* Entries shown
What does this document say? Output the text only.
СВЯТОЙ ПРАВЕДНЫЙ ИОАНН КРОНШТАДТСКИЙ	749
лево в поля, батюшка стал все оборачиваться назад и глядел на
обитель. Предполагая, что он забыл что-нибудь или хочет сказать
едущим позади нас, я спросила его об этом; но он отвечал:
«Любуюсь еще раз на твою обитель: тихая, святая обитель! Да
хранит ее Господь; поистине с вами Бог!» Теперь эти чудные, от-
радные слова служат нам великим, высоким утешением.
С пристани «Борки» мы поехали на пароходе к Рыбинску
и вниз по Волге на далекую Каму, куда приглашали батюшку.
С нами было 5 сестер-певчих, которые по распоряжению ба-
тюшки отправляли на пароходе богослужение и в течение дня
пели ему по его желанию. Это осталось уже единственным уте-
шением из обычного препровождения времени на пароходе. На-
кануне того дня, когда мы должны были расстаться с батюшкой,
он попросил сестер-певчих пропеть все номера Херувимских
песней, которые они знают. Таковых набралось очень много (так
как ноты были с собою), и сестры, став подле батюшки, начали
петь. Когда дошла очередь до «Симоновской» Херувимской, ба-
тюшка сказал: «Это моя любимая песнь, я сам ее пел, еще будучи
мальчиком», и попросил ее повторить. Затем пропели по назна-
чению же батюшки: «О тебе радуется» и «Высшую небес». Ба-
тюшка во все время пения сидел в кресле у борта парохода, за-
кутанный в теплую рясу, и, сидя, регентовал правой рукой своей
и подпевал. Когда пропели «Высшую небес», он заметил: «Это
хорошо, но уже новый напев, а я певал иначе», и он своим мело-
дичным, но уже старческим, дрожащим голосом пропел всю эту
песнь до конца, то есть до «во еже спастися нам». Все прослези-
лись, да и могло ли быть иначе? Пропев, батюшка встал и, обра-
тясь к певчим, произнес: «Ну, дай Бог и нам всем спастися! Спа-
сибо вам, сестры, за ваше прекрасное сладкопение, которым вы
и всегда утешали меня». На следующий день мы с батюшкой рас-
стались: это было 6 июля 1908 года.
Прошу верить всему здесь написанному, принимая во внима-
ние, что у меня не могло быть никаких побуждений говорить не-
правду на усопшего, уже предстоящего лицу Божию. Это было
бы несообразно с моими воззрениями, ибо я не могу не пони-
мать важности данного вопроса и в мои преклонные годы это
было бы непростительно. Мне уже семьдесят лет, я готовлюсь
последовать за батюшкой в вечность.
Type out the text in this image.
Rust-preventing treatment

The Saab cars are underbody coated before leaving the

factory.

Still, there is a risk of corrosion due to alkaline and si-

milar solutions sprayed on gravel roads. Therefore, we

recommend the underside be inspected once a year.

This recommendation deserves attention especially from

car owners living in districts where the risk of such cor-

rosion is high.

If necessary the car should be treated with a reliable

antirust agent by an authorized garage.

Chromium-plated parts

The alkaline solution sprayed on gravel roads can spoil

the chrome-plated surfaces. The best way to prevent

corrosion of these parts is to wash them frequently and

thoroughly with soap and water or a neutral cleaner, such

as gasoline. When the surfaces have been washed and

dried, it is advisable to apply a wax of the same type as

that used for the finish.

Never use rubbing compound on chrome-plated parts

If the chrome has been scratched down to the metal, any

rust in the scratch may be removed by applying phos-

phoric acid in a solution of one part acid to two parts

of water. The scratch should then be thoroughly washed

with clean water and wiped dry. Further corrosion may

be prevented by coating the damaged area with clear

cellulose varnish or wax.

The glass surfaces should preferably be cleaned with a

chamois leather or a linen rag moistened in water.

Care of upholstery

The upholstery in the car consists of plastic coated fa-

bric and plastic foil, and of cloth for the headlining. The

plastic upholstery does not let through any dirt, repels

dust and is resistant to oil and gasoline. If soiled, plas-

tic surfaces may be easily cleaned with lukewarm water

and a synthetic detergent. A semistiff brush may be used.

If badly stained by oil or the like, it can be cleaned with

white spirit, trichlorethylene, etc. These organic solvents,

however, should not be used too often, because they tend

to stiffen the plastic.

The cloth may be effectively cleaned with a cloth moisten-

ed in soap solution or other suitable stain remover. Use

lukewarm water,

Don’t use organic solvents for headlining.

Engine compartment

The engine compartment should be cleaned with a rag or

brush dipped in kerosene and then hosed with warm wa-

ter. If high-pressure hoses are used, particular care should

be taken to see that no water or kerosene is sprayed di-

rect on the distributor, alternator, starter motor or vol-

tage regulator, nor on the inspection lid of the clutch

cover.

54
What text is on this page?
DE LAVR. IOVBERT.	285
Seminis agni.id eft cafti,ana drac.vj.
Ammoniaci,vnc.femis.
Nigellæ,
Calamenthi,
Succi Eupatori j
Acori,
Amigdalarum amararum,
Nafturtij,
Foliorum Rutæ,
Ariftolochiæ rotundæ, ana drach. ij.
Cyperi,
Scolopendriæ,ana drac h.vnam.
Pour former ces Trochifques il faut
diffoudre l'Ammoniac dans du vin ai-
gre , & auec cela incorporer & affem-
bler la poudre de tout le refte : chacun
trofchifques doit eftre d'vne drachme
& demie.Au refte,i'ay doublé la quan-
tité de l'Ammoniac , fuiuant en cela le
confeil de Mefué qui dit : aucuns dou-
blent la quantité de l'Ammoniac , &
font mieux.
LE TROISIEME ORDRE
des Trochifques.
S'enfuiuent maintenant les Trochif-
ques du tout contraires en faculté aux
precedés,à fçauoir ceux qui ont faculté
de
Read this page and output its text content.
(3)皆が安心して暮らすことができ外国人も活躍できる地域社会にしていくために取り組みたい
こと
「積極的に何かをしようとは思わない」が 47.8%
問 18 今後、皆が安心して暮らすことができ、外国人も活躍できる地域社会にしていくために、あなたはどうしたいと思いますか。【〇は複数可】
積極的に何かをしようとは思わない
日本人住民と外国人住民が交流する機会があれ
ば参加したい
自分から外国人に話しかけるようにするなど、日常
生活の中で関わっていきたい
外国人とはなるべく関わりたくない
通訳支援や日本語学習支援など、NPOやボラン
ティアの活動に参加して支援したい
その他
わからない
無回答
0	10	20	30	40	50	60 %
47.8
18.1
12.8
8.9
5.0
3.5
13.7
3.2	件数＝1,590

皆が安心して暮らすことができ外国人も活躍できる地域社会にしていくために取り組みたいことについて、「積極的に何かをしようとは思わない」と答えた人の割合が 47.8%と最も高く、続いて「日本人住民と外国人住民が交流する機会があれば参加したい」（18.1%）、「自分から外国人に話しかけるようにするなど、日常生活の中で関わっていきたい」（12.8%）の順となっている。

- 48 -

* Exercise
Gather every line containing the word "Высшую" and copy it.

* Exercise result
чению же батюшки: «О тебе радуется» и «Высшую небес». Ба-
и подпевал. Когда пропели «Высшую небес», он заметил: «Это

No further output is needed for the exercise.